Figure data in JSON
■ ■ ■ ■ ■ ■ ■
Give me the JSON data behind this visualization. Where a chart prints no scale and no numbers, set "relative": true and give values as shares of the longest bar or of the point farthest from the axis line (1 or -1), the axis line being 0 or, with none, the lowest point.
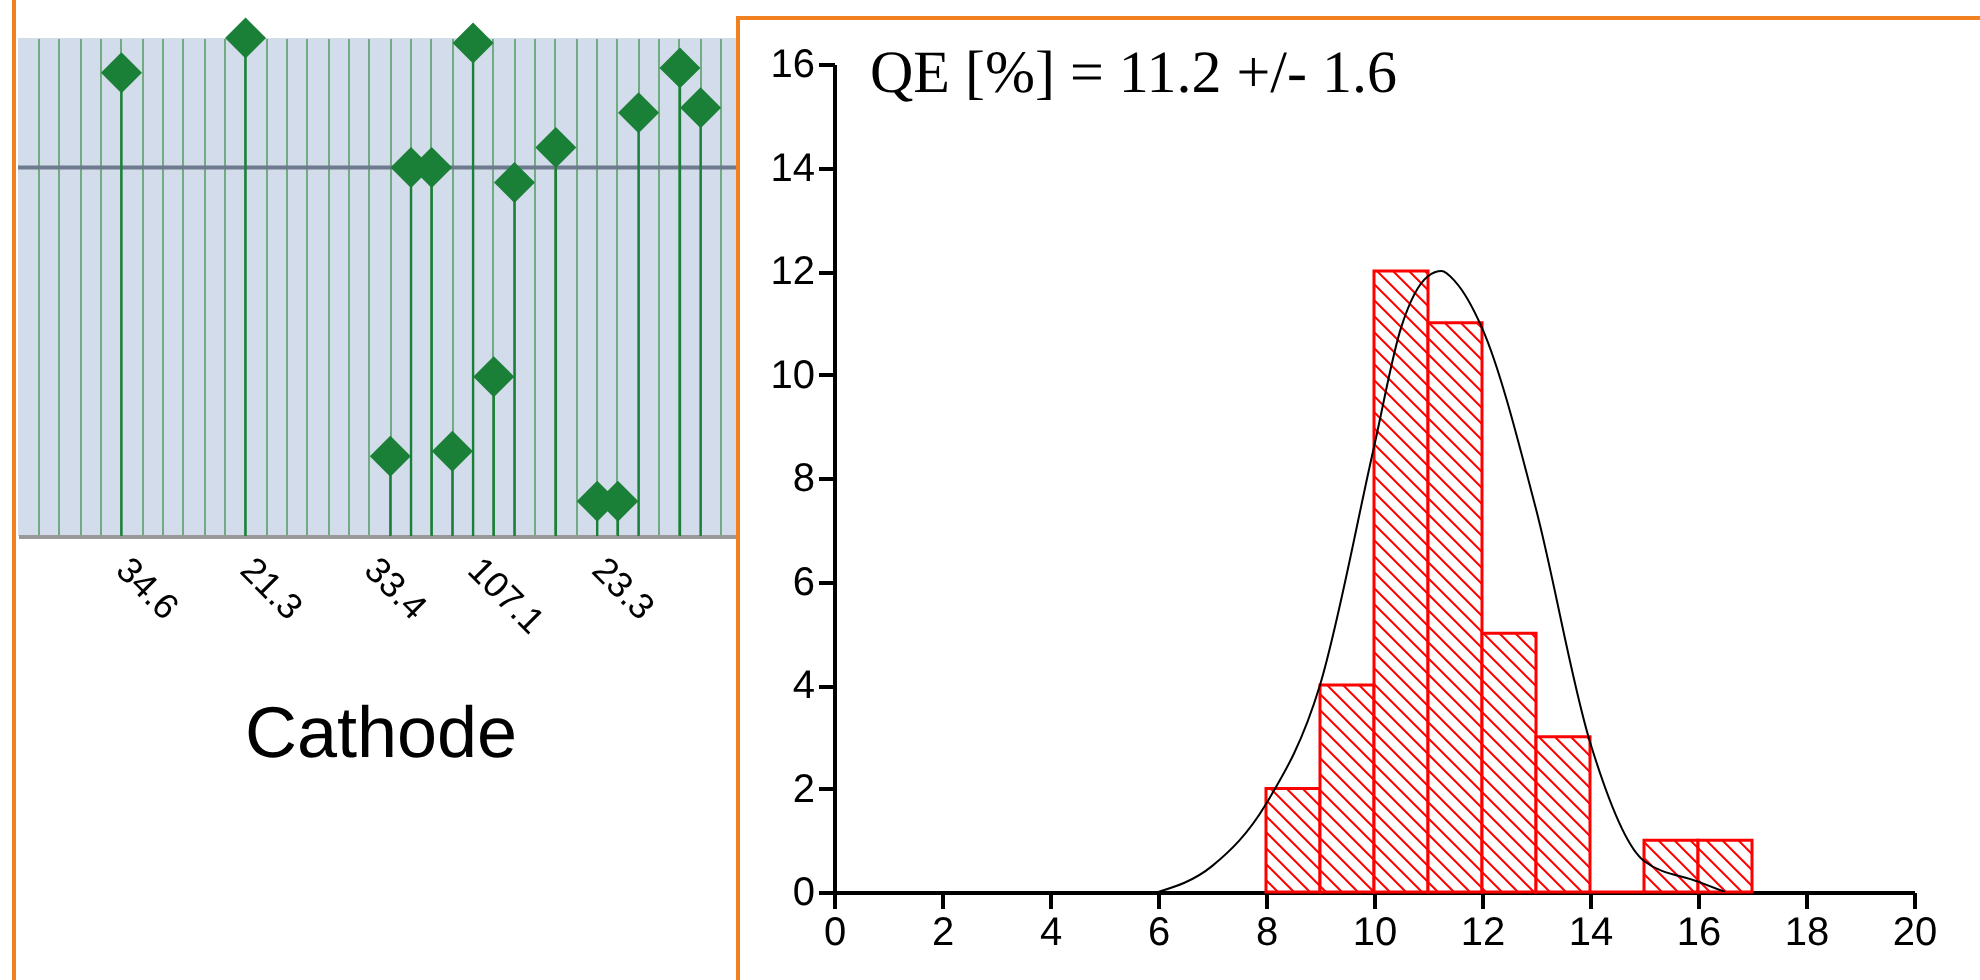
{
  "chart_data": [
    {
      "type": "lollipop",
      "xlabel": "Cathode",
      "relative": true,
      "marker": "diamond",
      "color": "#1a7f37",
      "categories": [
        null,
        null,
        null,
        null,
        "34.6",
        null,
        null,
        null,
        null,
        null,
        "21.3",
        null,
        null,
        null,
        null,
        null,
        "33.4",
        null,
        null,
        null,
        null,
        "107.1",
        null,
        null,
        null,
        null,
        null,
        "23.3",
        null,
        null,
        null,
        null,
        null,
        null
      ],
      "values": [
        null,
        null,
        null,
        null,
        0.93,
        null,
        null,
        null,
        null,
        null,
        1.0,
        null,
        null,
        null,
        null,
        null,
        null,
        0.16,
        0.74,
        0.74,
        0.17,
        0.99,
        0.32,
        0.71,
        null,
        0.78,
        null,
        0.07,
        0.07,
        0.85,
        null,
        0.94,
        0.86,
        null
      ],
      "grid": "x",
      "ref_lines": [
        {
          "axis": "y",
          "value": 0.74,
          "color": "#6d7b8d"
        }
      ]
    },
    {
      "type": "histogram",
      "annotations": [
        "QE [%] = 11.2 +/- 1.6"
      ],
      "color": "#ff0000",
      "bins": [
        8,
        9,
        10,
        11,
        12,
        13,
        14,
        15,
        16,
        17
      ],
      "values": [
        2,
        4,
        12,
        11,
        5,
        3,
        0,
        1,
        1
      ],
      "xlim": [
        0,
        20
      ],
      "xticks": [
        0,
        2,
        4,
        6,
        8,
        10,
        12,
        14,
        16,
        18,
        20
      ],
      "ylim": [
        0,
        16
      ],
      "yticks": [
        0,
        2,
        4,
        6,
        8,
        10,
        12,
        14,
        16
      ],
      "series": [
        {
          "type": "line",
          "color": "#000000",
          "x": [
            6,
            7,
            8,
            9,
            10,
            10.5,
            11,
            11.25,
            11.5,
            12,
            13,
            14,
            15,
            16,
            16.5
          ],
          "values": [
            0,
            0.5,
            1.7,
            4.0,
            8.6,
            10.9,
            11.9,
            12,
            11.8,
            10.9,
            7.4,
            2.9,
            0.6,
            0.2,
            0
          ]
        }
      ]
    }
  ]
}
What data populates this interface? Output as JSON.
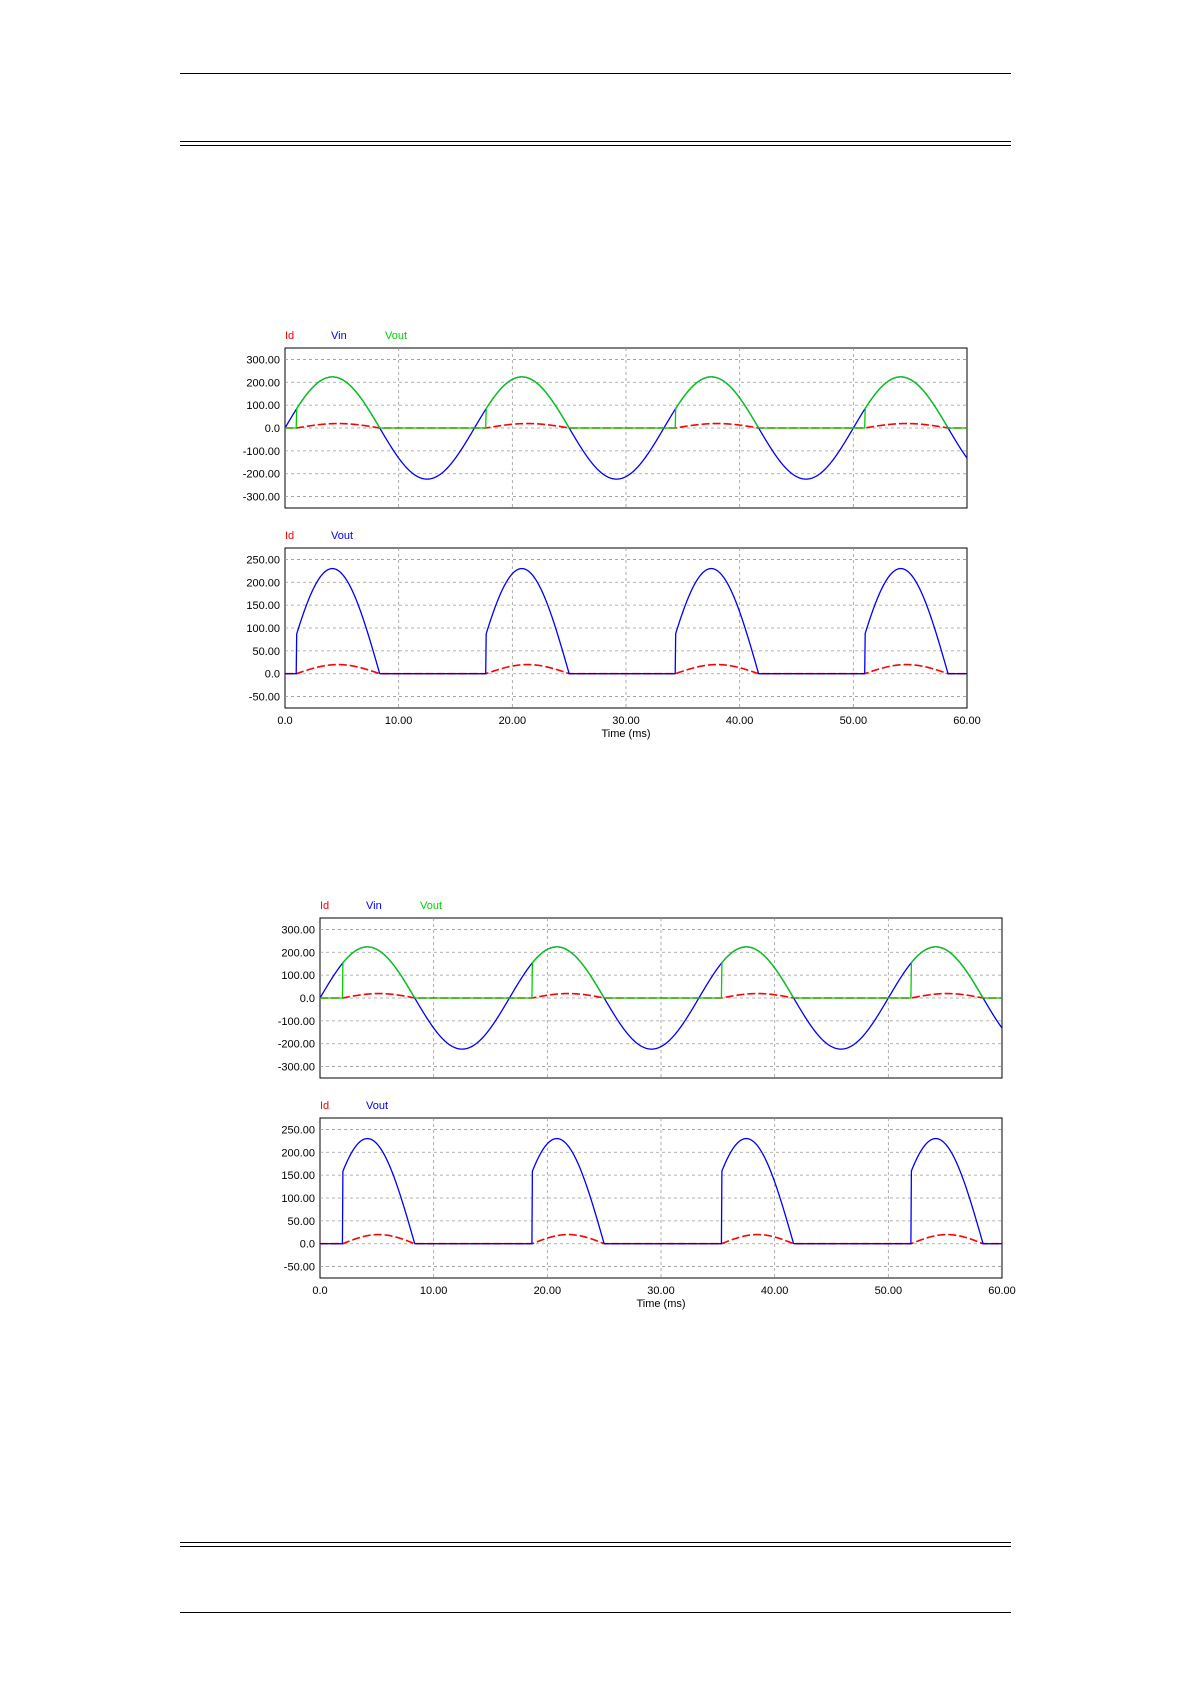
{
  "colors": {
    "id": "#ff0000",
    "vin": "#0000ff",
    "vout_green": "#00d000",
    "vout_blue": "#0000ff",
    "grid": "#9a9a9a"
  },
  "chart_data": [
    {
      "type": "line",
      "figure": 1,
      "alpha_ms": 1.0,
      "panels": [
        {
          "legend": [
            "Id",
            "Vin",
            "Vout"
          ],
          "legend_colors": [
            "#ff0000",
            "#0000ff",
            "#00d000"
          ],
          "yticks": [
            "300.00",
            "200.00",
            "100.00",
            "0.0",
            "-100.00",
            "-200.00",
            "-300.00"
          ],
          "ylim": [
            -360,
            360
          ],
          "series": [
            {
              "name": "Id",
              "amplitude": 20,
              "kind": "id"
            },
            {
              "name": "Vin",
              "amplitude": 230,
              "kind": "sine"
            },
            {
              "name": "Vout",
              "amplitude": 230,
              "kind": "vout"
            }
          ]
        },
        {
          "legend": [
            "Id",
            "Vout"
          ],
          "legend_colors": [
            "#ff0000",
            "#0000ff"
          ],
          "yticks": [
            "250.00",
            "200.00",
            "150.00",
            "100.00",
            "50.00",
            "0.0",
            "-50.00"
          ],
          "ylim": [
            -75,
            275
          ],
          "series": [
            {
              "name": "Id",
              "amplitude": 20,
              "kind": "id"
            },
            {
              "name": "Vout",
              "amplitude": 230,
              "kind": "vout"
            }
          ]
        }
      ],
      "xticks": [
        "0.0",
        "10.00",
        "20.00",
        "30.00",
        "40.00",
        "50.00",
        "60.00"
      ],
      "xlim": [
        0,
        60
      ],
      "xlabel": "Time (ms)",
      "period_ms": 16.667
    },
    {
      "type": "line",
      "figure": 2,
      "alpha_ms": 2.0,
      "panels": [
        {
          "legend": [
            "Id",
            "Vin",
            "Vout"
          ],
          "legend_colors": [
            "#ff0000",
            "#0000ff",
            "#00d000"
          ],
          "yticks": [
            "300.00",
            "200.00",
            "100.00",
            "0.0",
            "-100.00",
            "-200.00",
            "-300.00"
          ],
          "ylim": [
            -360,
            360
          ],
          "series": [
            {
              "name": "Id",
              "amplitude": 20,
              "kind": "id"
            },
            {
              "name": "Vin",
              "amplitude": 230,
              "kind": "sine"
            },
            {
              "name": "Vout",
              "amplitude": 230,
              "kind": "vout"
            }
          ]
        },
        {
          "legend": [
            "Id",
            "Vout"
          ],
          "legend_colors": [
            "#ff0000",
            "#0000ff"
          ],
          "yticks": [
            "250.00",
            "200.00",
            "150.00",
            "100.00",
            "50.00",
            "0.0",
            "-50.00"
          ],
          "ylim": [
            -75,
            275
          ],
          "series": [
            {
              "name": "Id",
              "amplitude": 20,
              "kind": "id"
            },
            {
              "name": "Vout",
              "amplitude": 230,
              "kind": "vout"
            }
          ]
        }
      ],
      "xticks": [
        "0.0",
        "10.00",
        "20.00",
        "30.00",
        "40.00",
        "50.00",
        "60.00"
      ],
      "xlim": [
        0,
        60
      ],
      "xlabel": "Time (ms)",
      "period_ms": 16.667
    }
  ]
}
■ ■ ■ ■ ■ ■ ■
Problem.
Respond with the number of lines containing "axis" and no additional words.

Problem solution.
2